[Directions] Pull each line holding "smallest" out of the entries below.

[Records from a collection]
----------

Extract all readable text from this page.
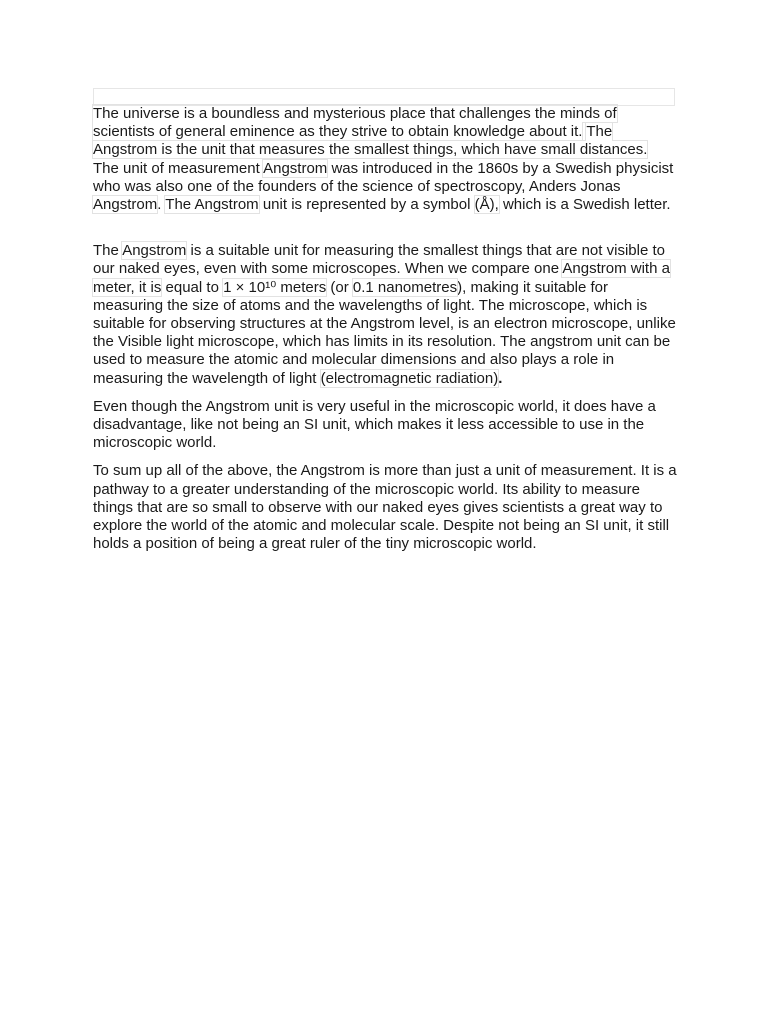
The universe is a boundless and mysterious place that challenges the minds of scientists of general eminence as they strive to obtain knowledge about it. The Angstrom is the unit that measures the smallest things, which have small distances. The unit of measurement Angstrom was introduced in the 1860s by a Swedish physicist who was also one of the founders of the science of spectroscopy, Anders Jonas Angstrom. The Angstrom unit is represented by a symbol (Å), which is a Swedish letter.

The Angstrom is a suitable unit for measuring the smallest things that are not visible to our naked eyes, even with some microscopes. When we compare one Angstrom with a meter, it is equal to 1 × 10¹⁰ meters (or 0.1 nanometres), making it suitable for measuring the size of atoms and the wavelengths of light. The microscope, which is suitable for observing structures at the Angstrom level, is an electron microscope, unlike the Visible light microscope, which has limits in its resolution. The angstrom unit can be used to measure the atomic and molecular dimensions and also plays a role in measuring the wavelength of light (electromagnetic radiation).

Even though the Angstrom unit is very useful in the microscopic world, it does have a disadvantage, like not being an SI unit, which makes it less accessible to use in the microscopic world.

To sum up all of the above, the Angstrom is more than just a unit of measurement. It is a pathway to a greater understanding of the microscopic world. Its ability to measure things that are so small to observe with our naked eyes gives scientists a great way to explore the world of the atomic and molecular scale. Despite not being an SI unit, it still holds a position of being a great ruler of the tiny microscopic world.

----------

[Solution to this exercise]
The universe is a boundless and mysterious place that challenges the minds of scientists of general eminence as they strive to obtain knowledge about it. The Angstrom is the unit that measures the smallest things, which have small distances. The unit of measurement Angstrom was introduced in the 1860s by a Swedish physicist who was also one of the founders of the science of spectroscopy, Anders Jonas Angstrom. The Angstrom unit is represented by a symbol (Å), which is a Swedish letter.
The Angstrom is a suitable unit for measuring the smallest things that are not visible to our naked eyes, even with some microscopes. When we compare one Angstrom with a meter, it is equal to 1 × 10¹⁰ meters (or 0.1 nanometres), making it suitable for measuring the size of atoms and the wavelengths of light. The microscope, which is suitable for observing structures at the Angstrom level, is an electron microscope, unlike the Visible light microscope, which has limits in its resolution. The angstrom unit can be used to measure the atomic and molecular dimensions and also plays a role in measuring the wavelength of light (electromagnetic radiation).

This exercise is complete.